Copy out every line that contains the word "regolare".
※ ※ ※
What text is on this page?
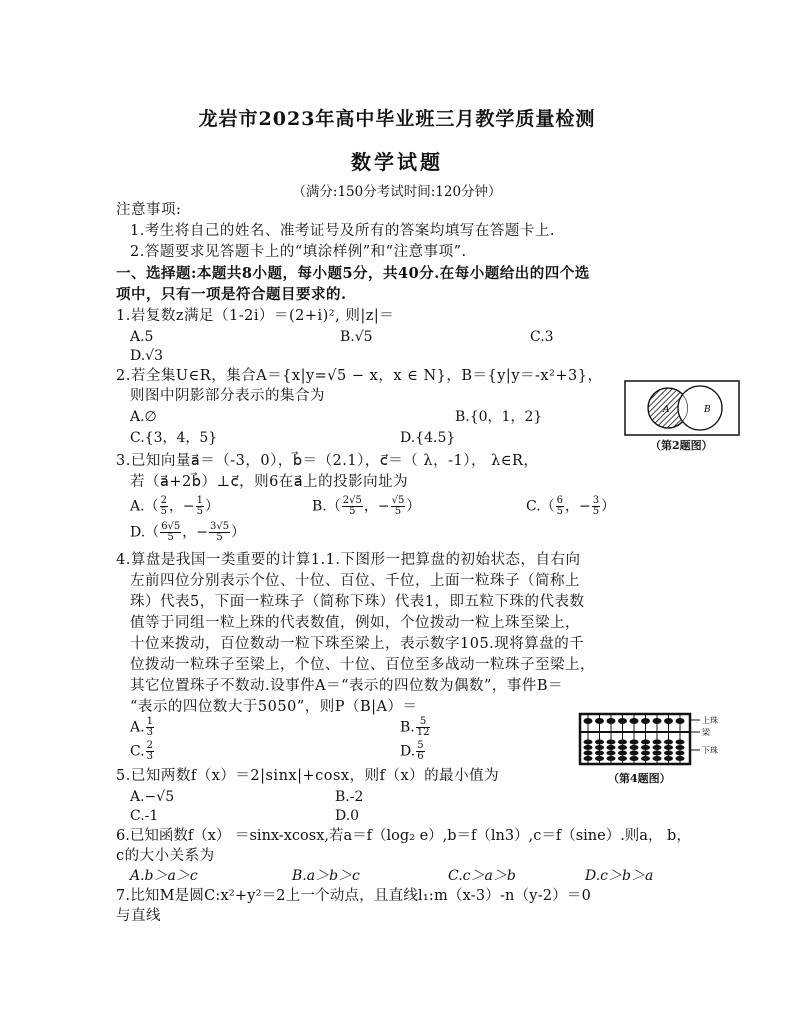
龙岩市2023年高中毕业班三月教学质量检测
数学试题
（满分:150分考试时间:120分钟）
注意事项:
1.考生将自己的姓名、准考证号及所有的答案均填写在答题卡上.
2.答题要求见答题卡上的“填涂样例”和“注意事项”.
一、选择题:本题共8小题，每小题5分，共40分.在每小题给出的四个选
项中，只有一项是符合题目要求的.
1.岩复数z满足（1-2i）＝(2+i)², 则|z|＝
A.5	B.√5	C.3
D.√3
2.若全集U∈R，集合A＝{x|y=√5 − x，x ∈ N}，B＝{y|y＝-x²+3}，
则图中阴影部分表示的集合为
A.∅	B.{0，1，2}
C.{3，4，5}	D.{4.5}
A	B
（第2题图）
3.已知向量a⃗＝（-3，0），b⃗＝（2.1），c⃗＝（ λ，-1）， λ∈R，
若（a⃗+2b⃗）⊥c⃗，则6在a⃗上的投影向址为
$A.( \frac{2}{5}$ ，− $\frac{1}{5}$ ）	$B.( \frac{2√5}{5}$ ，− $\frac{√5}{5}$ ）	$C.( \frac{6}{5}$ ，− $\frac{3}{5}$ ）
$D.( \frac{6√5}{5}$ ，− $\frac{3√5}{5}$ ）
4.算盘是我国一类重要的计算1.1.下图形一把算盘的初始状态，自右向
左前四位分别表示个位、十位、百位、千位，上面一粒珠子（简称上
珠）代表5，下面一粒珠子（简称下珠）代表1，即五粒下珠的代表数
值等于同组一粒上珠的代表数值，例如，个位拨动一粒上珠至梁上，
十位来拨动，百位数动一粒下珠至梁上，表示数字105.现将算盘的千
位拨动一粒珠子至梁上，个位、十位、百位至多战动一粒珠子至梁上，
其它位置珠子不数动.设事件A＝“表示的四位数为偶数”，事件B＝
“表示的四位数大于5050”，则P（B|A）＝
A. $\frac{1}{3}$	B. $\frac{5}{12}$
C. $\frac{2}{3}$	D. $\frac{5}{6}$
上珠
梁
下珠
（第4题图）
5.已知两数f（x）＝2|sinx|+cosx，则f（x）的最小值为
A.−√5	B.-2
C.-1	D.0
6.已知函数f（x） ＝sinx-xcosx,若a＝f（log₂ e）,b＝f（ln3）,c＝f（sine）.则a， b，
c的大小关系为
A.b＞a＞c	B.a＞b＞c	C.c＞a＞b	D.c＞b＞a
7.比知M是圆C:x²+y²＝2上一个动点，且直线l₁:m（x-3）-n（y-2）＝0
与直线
※ ※ ※
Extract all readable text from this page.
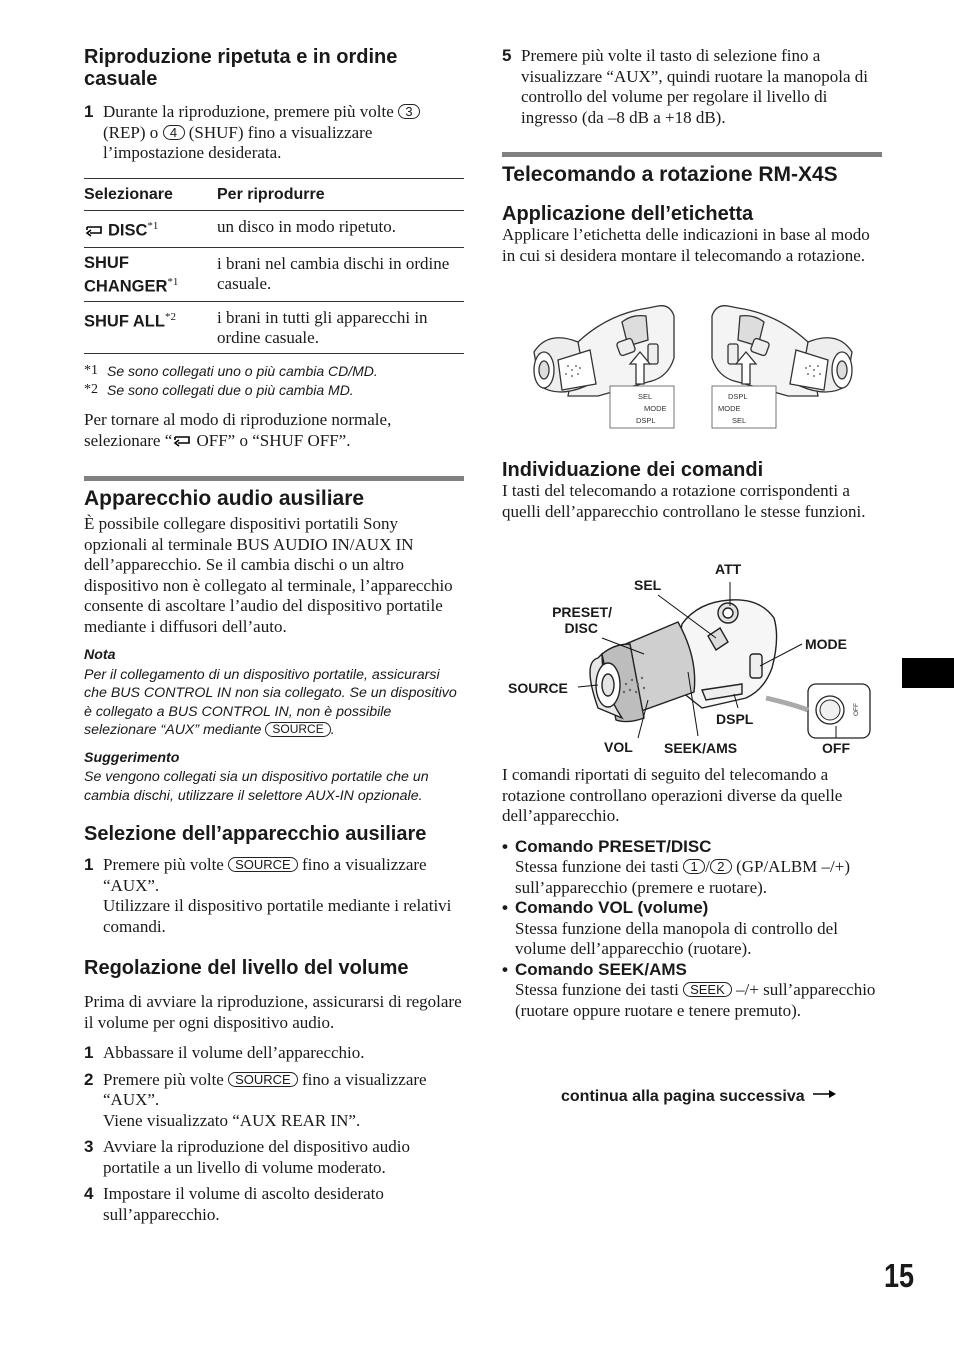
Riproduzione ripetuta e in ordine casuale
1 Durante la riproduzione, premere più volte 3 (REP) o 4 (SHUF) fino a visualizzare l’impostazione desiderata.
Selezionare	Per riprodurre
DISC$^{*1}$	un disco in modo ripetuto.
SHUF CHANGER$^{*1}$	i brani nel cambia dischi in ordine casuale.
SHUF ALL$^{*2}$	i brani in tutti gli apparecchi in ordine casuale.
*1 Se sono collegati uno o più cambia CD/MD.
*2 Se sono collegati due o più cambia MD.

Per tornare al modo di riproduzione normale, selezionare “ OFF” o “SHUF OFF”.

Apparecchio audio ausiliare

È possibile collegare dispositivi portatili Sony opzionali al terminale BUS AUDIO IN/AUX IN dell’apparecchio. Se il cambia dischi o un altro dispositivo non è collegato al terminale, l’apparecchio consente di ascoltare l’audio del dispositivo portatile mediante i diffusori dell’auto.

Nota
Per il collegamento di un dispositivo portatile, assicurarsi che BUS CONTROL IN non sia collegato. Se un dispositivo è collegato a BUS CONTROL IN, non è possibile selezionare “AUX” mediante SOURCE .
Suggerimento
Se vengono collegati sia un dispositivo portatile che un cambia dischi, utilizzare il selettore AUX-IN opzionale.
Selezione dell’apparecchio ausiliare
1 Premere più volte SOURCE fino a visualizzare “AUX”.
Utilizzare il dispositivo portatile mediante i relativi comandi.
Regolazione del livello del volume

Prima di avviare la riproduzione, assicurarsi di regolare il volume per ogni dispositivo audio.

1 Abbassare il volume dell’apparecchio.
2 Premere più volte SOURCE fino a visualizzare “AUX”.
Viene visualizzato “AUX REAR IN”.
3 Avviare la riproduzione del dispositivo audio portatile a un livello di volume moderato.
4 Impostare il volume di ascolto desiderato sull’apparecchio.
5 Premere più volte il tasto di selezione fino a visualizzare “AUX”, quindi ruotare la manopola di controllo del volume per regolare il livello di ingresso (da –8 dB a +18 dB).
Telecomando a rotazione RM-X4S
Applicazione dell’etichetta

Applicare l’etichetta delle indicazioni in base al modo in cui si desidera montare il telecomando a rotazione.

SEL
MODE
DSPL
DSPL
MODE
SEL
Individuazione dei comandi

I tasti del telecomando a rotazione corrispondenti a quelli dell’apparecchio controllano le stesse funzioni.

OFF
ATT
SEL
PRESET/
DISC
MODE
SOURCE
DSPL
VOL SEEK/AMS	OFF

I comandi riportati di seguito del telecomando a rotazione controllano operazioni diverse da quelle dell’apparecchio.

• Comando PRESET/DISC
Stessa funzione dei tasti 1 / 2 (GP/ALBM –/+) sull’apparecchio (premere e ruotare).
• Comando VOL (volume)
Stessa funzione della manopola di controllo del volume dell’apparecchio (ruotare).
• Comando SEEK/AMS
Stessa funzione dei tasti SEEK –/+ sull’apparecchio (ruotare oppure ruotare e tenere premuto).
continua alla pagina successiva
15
※ ※ ※
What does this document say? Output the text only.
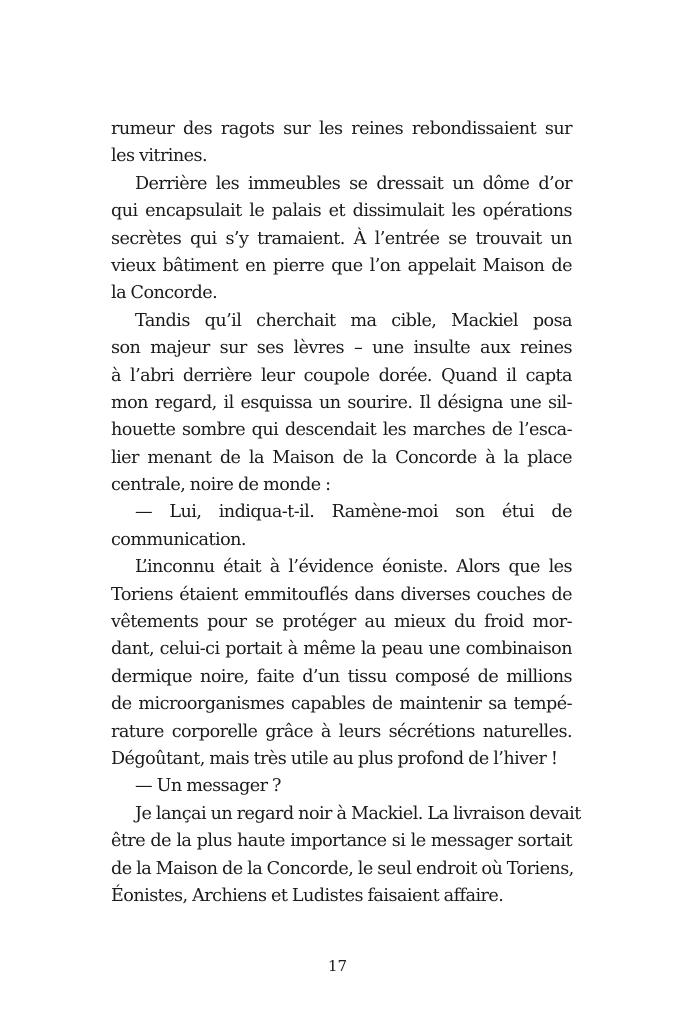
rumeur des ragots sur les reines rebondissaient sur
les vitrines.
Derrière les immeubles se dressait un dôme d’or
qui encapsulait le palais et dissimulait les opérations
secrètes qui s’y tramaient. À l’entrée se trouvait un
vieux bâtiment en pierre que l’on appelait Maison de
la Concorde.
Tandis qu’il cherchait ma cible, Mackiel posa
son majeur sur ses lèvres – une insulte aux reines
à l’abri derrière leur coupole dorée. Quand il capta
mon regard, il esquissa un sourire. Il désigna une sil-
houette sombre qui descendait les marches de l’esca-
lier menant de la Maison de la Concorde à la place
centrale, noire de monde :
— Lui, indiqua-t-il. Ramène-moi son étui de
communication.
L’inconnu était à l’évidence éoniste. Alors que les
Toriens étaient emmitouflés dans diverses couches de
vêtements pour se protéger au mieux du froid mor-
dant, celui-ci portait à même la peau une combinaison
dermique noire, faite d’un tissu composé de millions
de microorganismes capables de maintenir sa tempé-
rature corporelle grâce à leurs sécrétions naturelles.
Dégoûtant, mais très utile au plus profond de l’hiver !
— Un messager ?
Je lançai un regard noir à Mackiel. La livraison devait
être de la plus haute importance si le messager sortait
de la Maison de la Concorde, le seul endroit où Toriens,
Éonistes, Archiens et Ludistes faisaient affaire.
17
※ ※ ※
● REPLY TO THE EXERCISE
Prima di avviare la riproduzione, assicurarsi di regolare il volume per ogni dispositivo audio.
5 Premere più volte il tasto di selezione fino a visualizzare “AUX”, quindi ruotare la manopola di controllo del volume per regolare il livello di ingresso (da –8 dB a +18 dB).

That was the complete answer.